Count the lines in the material below that contain the word "increased", and reply with only that number.

[Coordinate annotation records]
— begin —
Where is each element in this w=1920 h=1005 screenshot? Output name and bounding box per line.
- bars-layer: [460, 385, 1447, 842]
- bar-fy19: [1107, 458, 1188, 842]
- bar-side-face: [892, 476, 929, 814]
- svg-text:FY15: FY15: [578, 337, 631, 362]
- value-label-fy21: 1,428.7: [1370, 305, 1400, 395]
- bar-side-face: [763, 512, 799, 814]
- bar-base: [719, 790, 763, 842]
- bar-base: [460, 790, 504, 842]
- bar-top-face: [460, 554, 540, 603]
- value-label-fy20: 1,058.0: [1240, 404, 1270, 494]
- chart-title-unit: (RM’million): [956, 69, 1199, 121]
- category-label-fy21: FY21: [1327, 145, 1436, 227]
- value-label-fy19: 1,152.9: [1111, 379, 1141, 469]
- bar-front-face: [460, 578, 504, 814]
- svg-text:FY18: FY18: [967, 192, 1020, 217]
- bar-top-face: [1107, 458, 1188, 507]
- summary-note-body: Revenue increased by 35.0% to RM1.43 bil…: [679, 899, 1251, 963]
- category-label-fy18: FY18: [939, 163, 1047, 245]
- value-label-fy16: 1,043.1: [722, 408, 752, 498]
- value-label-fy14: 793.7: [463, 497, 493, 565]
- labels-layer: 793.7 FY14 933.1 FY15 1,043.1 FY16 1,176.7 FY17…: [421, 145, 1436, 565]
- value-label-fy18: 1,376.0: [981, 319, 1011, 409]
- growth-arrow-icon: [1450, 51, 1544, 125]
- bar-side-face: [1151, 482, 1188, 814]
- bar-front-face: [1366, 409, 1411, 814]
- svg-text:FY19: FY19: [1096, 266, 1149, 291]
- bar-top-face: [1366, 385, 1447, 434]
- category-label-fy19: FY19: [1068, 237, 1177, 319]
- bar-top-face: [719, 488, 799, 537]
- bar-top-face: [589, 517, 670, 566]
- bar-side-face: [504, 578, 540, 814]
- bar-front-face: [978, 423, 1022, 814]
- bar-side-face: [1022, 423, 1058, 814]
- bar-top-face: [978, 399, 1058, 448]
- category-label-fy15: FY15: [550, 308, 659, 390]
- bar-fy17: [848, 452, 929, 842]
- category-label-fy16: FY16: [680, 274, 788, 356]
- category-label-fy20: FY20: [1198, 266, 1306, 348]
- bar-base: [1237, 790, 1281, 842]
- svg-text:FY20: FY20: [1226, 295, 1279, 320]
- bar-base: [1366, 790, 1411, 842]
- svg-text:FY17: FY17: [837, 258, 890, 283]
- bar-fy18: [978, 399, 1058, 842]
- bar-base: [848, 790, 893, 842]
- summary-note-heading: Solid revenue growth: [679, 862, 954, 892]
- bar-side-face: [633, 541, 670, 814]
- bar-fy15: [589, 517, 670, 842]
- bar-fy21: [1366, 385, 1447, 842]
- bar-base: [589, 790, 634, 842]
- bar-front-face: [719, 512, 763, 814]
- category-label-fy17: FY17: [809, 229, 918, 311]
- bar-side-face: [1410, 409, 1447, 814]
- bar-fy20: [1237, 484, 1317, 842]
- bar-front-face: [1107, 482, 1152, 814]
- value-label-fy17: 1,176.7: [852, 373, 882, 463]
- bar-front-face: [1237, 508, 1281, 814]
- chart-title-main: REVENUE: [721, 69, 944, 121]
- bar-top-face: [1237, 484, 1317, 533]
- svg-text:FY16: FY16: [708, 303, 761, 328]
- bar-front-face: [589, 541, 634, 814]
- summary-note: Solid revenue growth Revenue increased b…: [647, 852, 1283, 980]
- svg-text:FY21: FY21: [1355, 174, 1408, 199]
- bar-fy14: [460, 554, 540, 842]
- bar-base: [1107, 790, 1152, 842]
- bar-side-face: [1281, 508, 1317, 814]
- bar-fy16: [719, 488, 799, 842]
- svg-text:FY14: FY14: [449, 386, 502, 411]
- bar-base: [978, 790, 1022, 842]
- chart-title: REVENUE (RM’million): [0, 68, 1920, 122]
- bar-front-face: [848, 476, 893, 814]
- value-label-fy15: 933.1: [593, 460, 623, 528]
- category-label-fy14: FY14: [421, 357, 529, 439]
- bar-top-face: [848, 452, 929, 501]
— end —
▸ **TASK ANSWER**: 2